SELECTION
Spouse versus THE PAN

  

It began, as so many things do, at Christmas. A cheese-soaked lull between brunch and dinner, early… but not too early for drinks.

(Never too early for drinks.)

Spouse and I exchanged presents with my family, and he received a shiny, fancy, ceramic-coated frying pan. (To ground this for those who may be confused: In our relationship, he’s the cook.)

Spouse is very excited.

But, it is a new pan, and he decides to treasure its unused state for a time - this is called seasoning, right? Finally February arrives and with it, a long weekend in BC Canada. Family Day. This is the perfect time to use the shiny pan, and its first culinary task shall be making an omelette.

This will not be any omelette, he says, this will be ONE OMELETTE TO RULE THEM ALL.

Soon the happy cackling of a new pan user and the cracking of eggs fill the air. I am in the next room, frantically typing away at the sci fi novella I was supposed to have finished in January. So I’m occupied, with coffee in hand, and fully prepared to let Spouse revel in his new-pan-ness without interruption. But eventually I realize it has gone rather quiet in the kitchen, and yet, I still do not have breakfast.

DATA ROWS
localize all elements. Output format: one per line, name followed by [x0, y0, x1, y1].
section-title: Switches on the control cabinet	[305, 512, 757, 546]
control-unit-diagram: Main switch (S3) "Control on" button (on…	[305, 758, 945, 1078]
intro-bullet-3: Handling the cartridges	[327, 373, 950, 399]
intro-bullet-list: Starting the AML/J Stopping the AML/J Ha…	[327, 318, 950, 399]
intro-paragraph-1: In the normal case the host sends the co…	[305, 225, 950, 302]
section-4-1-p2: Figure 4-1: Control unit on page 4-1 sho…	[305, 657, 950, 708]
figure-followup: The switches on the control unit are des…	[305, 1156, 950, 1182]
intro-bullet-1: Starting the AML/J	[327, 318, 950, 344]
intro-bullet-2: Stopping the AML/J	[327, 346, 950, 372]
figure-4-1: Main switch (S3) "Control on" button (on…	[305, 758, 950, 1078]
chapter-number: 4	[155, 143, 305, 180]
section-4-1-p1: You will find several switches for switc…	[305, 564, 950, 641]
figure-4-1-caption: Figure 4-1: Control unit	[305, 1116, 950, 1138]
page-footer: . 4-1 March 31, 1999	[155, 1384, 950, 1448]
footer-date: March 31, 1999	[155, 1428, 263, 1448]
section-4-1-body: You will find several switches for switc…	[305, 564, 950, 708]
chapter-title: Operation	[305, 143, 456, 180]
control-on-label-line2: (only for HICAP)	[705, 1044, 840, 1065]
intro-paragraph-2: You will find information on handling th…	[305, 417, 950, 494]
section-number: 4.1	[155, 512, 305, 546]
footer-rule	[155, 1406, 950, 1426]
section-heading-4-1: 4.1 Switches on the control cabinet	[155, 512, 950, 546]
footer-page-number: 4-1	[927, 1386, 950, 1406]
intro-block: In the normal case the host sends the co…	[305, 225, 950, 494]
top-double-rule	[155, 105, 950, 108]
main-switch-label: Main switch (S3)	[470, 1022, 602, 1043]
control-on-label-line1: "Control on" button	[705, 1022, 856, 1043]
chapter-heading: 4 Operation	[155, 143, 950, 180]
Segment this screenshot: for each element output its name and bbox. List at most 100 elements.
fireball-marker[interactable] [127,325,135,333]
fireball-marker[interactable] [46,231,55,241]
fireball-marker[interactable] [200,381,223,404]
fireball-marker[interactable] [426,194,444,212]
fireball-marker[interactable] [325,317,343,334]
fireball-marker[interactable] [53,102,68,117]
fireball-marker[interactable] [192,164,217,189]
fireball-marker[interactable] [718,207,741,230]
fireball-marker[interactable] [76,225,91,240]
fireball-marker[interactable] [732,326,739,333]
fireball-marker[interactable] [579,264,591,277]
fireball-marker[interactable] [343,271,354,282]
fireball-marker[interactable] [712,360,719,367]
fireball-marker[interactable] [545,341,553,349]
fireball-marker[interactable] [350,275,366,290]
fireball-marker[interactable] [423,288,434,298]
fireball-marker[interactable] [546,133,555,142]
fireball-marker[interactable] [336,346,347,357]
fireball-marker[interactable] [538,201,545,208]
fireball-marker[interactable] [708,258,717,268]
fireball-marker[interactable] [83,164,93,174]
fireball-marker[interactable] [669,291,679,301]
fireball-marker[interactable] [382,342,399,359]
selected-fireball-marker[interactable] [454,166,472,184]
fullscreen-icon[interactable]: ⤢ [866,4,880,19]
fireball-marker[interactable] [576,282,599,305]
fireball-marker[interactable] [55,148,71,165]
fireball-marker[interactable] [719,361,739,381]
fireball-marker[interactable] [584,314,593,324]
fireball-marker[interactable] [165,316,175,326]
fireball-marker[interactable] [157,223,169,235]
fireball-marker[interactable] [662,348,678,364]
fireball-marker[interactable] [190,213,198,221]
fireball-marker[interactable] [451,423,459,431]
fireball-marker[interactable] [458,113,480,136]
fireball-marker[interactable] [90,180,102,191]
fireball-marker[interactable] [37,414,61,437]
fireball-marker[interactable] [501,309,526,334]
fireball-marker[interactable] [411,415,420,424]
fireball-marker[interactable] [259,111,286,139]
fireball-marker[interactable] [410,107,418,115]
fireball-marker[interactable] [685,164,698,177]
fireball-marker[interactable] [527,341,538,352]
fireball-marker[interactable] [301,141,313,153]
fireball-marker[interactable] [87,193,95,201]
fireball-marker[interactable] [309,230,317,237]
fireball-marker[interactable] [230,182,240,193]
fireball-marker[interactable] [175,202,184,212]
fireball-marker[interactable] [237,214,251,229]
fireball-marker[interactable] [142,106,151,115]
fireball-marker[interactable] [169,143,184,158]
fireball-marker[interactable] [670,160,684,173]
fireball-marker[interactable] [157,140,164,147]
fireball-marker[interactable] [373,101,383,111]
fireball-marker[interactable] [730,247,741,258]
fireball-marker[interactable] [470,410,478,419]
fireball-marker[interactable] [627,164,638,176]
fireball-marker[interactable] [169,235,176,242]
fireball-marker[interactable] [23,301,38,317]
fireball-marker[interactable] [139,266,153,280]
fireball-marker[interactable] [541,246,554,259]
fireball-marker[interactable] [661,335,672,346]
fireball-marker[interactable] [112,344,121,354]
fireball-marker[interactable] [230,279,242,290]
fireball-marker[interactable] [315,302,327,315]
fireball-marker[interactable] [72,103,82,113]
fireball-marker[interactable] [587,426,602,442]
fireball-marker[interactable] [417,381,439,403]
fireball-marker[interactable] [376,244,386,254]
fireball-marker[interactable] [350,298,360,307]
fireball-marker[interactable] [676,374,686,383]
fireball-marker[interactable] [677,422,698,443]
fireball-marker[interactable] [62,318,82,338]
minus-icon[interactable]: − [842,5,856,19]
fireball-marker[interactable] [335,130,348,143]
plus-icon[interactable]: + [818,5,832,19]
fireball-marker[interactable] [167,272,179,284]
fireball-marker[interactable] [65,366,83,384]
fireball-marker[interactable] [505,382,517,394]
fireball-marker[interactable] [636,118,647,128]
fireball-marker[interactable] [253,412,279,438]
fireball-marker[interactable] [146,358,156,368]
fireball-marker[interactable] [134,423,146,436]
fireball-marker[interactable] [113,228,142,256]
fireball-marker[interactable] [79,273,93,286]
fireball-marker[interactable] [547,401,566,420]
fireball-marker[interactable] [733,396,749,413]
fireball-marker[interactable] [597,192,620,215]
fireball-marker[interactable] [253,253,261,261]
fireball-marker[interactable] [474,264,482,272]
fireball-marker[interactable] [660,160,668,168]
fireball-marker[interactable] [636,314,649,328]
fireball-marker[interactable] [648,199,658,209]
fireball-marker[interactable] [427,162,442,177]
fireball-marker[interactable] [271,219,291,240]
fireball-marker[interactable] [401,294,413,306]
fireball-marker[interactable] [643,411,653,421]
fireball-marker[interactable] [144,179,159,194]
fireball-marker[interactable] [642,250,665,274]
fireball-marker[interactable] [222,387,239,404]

WHAT THIS EXERCISE ASKS
[1] In the Spouse-and-pan story, list the words that describe the frying pan in the sentence where Spouse receives it.
[2] In the entries, copy out every line from the first line through the line containing "intro-bullet-2: Stopping the", inclusive.

ANSWERS FOR THIS EXERCISE
[1]
shiny
fancy
ceramic-coated

[2]
localize all elements. Output format: one per line, name followed by [x0, y0, x1, y1].
section-title: Switches on the control cabinet	[305, 512, 757, 546]
control-unit-diagram: Main switch (S3) "Control on" button (on…	[305, 758, 945, 1078]
intro-bullet-3: Handling the cartridges	[327, 373, 950, 399]
intro-bullet-list: Starting the AML/J Stopping the AML/J Ha…	[327, 318, 950, 399]
intro-paragraph-1: In the normal case the host sends the co…	[305, 225, 950, 302]
section-4-1-p2: Figure 4-1: Control unit on page 4-1 sho…	[305, 657, 950, 708]
figure-followup: The switches on the control unit are des…	[305, 1156, 950, 1182]
intro-bullet-1: Starting the AML/J	[327, 318, 950, 344]
intro-bullet-2: Stopping the AML/J	[327, 346, 950, 372]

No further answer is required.